__EXERCISE OBJECTIVE__
Rewrite the Jana Pareigis passage from "Life and career" to "and Deutsche Welle.", swapping "TV presenter" for "television presenter".

__DOCUMENT PASSAGE__
==========

Jana Pareigis (born June 23, 1981 in Hamburg) is a German journalist and television moderator.

Life and career 
Pareigis has a polyethnic migration background with relatives in Germany, Sweden and Zimbabwe. She studied political science and African studies in her hometown of Hamburg as well as in New York City and Berlin. From 2010 she was a TV presenter for the news program Journal at DW-TV as well as a freelance editor, inter alia. for Westdeutscher Rundfunk (WDR), Zeit Online and Deutsche Welle.

Pareigis began her television career as assistant to the editor-in-chief at N24 in Berlin. Before that, she had already gained professional experience in the United Nations Department of Peace Operations, the Reuters news agency and various foundations and newspaper publishers. From December 2014 she moderated ZDF-Morgenmagazin. In 2016 she stood in front of the camera for the DW documentary Afro.Deutschland, which deals with racism against black people living in Germany. Since April 2018 she has been the main presenter of ZDF-Mittagsmagazin. On February 24, 2021, she presented the 12 o'clock heute news on Zweites Deutsches Fernsehen (ZDF) for the first time.

==========

__EXTRACTED MATERIAL__
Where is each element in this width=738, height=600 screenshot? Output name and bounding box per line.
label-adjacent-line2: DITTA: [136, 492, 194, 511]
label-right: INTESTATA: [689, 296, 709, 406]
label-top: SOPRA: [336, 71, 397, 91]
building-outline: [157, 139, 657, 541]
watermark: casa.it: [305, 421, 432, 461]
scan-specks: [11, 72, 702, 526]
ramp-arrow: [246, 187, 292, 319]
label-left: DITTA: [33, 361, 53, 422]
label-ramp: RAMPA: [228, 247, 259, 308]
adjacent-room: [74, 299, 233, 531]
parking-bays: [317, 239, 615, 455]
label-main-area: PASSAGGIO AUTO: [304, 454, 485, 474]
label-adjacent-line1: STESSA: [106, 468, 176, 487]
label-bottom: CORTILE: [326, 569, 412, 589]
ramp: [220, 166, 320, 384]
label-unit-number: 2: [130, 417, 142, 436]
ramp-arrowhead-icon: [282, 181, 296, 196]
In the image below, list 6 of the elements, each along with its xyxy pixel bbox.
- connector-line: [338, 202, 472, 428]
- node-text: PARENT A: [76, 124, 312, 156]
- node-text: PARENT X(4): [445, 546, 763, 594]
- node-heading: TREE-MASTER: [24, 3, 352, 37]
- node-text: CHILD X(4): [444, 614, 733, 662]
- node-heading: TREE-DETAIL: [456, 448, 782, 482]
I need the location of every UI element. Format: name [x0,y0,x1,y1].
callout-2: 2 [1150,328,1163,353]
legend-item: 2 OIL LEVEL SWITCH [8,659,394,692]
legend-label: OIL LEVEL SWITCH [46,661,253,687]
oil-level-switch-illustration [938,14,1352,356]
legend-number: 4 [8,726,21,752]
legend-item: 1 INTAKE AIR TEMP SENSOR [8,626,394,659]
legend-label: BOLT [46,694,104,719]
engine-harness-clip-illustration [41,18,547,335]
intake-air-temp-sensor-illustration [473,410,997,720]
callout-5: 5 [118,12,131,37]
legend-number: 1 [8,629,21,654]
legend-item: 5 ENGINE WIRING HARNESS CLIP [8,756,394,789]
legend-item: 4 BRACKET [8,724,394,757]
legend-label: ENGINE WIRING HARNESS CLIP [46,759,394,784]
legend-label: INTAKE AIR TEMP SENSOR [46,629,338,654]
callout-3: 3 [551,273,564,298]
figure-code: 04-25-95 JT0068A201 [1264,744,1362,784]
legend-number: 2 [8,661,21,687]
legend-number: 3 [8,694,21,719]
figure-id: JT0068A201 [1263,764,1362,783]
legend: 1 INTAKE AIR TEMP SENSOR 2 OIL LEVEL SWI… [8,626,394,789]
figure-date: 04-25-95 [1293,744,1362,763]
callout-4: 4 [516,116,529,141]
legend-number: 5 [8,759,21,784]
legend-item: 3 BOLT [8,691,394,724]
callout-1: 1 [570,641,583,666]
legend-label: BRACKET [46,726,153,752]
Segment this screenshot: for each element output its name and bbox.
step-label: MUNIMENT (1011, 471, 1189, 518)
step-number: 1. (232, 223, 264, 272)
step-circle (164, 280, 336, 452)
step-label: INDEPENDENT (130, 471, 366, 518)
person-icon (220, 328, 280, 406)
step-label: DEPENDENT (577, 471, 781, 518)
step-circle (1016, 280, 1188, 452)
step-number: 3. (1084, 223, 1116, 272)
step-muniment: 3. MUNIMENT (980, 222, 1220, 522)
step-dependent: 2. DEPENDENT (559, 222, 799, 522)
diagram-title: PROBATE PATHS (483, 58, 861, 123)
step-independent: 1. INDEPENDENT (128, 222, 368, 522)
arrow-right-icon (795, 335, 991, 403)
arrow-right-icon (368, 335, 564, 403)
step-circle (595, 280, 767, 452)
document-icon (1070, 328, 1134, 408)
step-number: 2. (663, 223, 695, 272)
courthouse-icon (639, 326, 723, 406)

==========

__COMPLETED TASK__
Life and career 
Pareigis has a polyethnic migration background with relatives in Germany, Sweden and Zimbabwe. She studied political science and African studies in her hometown of Hamburg as well as in New York City and Berlin. From 2010 she was a television presenter for the news program Journal at DW-TV as well as a freelance editor, inter alia. for Westdeutscher Rundfunk (WDR), Zeit Online and Deutsche Welle.